++++ Raw data ++++

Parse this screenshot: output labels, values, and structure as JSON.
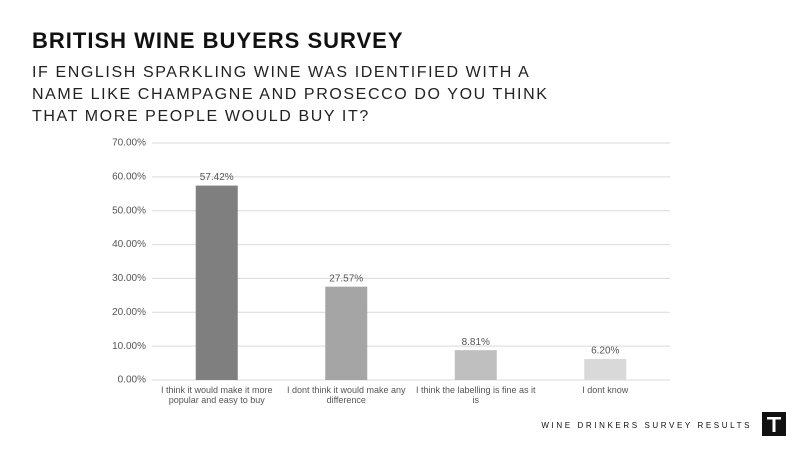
{
  "chart_data": {
    "type": "bar",
    "title": "BRITISH WINE BUYERS SURVEY",
    "subtitle": "IF ENGLISH SPARKLING WINE WAS IDENTIFIED WITH A NAME LIKE CHAMPAGNE AND PROSECCO DO YOU THINK THAT MORE PEOPLE WOULD BUY IT?",
    "categories": [
      "I think it would make it more popular and easy to buy",
      "I dont think it would make any difference",
      "I think the labelling is fine as it is",
      "I dont know"
    ],
    "values": [
      57.42,
      27.57,
      8.81,
      6.2
    ],
    "value_labels": [
      "57.42%",
      "27.57%",
      "8.81%",
      "6.20%"
    ],
    "colors": [
      "#7f7f7f",
      "#a5a5a5",
      "#bfbfbf",
      "#d9d9d9"
    ],
    "ylim": [
      0,
      70
    ],
    "yticks": [
      {
        "value": 0,
        "label": "0.00%"
      },
      {
        "value": 10,
        "label": "10.00%"
      },
      {
        "value": 20,
        "label": "20.00%"
      },
      {
        "value": 30,
        "label": "30.00%"
      },
      {
        "value": 40,
        "label": "40.00%"
      },
      {
        "value": 50,
        "label": "50.00%"
      },
      {
        "value": 60,
        "label": "60.00%"
      },
      {
        "value": 70,
        "label": "70.00%"
      }
    ],
    "grid": true,
    "footer": "WINE DRINKERS SURVEY RESULTS"
  }
}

++++

The pictures should not be reproduced; quote all of the other material exactly.

Parse this screenshot: output labels, values, and structure as JSON.
{
  "chart_data": {
    "type": "bar",
    "title": "BRITISH WINE BUYERS SURVEY",
    "subtitle": "IF ENGLISH SPARKLING WINE WAS IDENTIFIED WITH A NAME LIKE CHAMPAGNE AND PROSECCO DO YOU THINK THAT MORE PEOPLE WOULD BUY IT?",
    "categories": [
      "I think it would make it more popular and easy to buy",
      "I dont think it would make any difference",
      "I think the labelling is fine as it is",
      "I dont know"
    ],
    "values": [
      57.42,
      27.57,
      8.81,
      6.2
    ],
    "value_labels": [
      "57.42%",
      "27.57%",
      "8.81%",
      "6.20%"
    ],
    "colors": [
      "#7f7f7f",
      "#a5a5a5",
      "#bfbfbf",
      "#d9d9d9"
    ],
    "ylim": [
      0,
      70
    ],
    "yticks": [
      {
        "value": 0,
        "label": "0.00%"
      },
      {
        "value": 10,
        "label": "10.00%"
      },
      {
        "value": 20,
        "label": "20.00%"
      },
      {
        "value": 30,
        "label": "30.00%"
      },
      {
        "value": 40,
        "label": "40.00%"
      },
      {
        "value": 50,
        "label": "50.00%"
      },
      {
        "value": 60,
        "label": "60.00%"
      },
      {
        "value": 70,
        "label": "70.00%"
      }
    ],
    "grid": true,
    "footer": "WINE DRINKERS SURVEY RESULTS"
  }
}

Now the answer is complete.